▶ _DATASET ROWS_
****************

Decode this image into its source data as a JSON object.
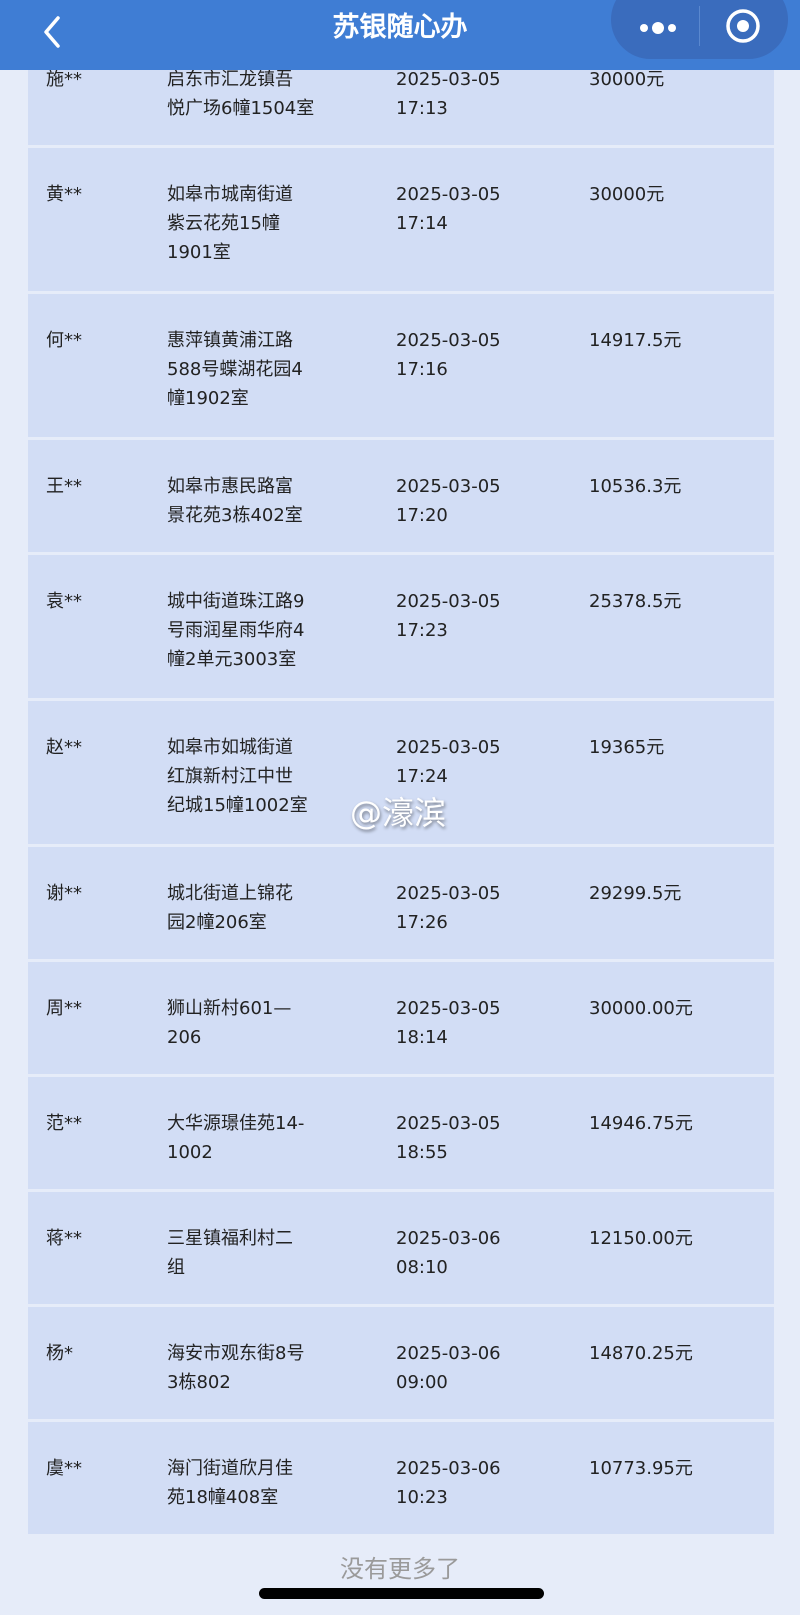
{
  "header": {
    "title": "苏银随心办",
    "back_icon": "chevron-left-icon",
    "more_icon": "more-dots-icon",
    "close_icon": "target-circle-icon"
  },
  "colors": {
    "header": "#3f7dd4",
    "card": "#d2ddf5",
    "page": "#e6ecf9"
  },
  "rows": [
    {
      "name": "施**",
      "address": "启东市汇龙镇吾\n悦广场6幢1504室",
      "datetime": "2025-03-05\n17:13",
      "amount": "30000元"
    },
    {
      "name": "黄**",
      "address": "如皋市城南街道\n紫云花苑15幢\n1901室",
      "datetime": "2025-03-05\n17:14",
      "amount": "30000元"
    },
    {
      "name": "何**",
      "address": "惠萍镇黄浦江路\n588号蝶湖花园4\n幢1902室",
      "datetime": "2025-03-05\n17:16",
      "amount": "14917.5元"
    },
    {
      "name": "王**",
      "address": "如皋市惠民路富\n景花苑3栋402室",
      "datetime": "2025-03-05\n17:20",
      "amount": "10536.3元"
    },
    {
      "name": "袁**",
      "address": "城中街道珠江路9\n号雨润星雨华府4\n幢2单元3003室",
      "datetime": "2025-03-05\n17:23",
      "amount": "25378.5元"
    },
    {
      "name": "赵**",
      "address": "如皋市如城街道\n红旗新村江中世\n纪城15幢1002室",
      "datetime": "2025-03-05\n17:24",
      "amount": "19365元"
    },
    {
      "name": "谢**",
      "address": "城北街道上锦花\n园2幢206室",
      "datetime": "2025-03-05\n17:26",
      "amount": "29299.5元"
    },
    {
      "name": "周**",
      "address": "狮山新村601—\n206",
      "datetime": "2025-03-05\n18:14",
      "amount": "30000.00元"
    },
    {
      "name": "范**",
      "address": "大华源璟佳苑14-\n1002",
      "datetime": "2025-03-05\n18:55",
      "amount": "14946.75元"
    },
    {
      "name": "蒋**",
      "address": "三星镇福利村二\n组",
      "datetime": "2025-03-06\n08:10",
      "amount": "12150.00元"
    },
    {
      "name": "杨*",
      "address": "海安市观东街8号\n3栋802",
      "datetime": "2025-03-06\n09:00",
      "amount": "14870.25元"
    },
    {
      "name": "虞**",
      "address": "海门街道欣月佳\n苑18幢408室",
      "datetime": "2025-03-06\n10:23",
      "amount": "10773.95元"
    }
  ],
  "watermark": "@濠滨",
  "footer": {
    "text": "没有更多了"
  }
}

****************

▶ _YOUR OBJECTIVE_
Transcribe the whole listing exactly. Pictures stay out of your copy.

▶ _RESPONSE FOR THIS EXERCISE_
Decode this image into its source data as a JSON object.
{
  "header": {
    "title": "苏银随心办",
    "back_icon": "chevron-left-icon",
    "more_icon": "more-dots-icon",
    "close_icon": "target-circle-icon"
  },
  "colors": {
    "header": "#3f7dd4",
    "card": "#d2ddf5",
    "page": "#e6ecf9"
  },
  "rows": [
    {
      "name": "施**",
      "address": "启东市汇龙镇吾\n悦广场6幢1504室",
      "datetime": "2025-03-05\n17:13",
      "amount": "30000元"
    },
    {
      "name": "黄**",
      "address": "如皋市城南街道\n紫云花苑15幢\n1901室",
      "datetime": "2025-03-05\n17:14",
      "amount": "30000元"
    },
    {
      "name": "何**",
      "address": "惠萍镇黄浦江路\n588号蝶湖花园4\n幢1902室",
      "datetime": "2025-03-05\n17:16",
      "amount": "14917.5元"
    },
    {
      "name": "王**",
      "address": "如皋市惠民路富\n景花苑3栋402室",
      "datetime": "2025-03-05\n17:20",
      "amount": "10536.3元"
    },
    {
      "name": "袁**",
      "address": "城中街道珠江路9\n号雨润星雨华府4\n幢2单元3003室",
      "datetime": "2025-03-05\n17:23",
      "amount": "25378.5元"
    },
    {
      "name": "赵**",
      "address": "如皋市如城街道\n红旗新村江中世\n纪城15幢1002室",
      "datetime": "2025-03-05\n17:24",
      "amount": "19365元"
    },
    {
      "name": "谢**",
      "address": "城北街道上锦花\n园2幢206室",
      "datetime": "2025-03-05\n17:26",
      "amount": "29299.5元"
    },
    {
      "name": "周**",
      "address": "狮山新村601—\n206",
      "datetime": "2025-03-05\n18:14",
      "amount": "30000.00元"
    },
    {
      "name": "范**",
      "address": "大华源璟佳苑14-\n1002",
      "datetime": "2025-03-05\n18:55",
      "amount": "14946.75元"
    },
    {
      "name": "蒋**",
      "address": "三星镇福利村二\n组",
      "datetime": "2025-03-06\n08:10",
      "amount": "12150.00元"
    },
    {
      "name": "杨*",
      "address": "海安市观东街8号\n3栋802",
      "datetime": "2025-03-06\n09:00",
      "amount": "14870.25元"
    },
    {
      "name": "虞**",
      "address": "海门街道欣月佳\n苑18幢408室",
      "datetime": "2025-03-06\n10:23",
      "amount": "10773.95元"
    }
  ],
  "watermark": "@濠滨",
  "footer": {
    "text": "没有更多了"
  }
}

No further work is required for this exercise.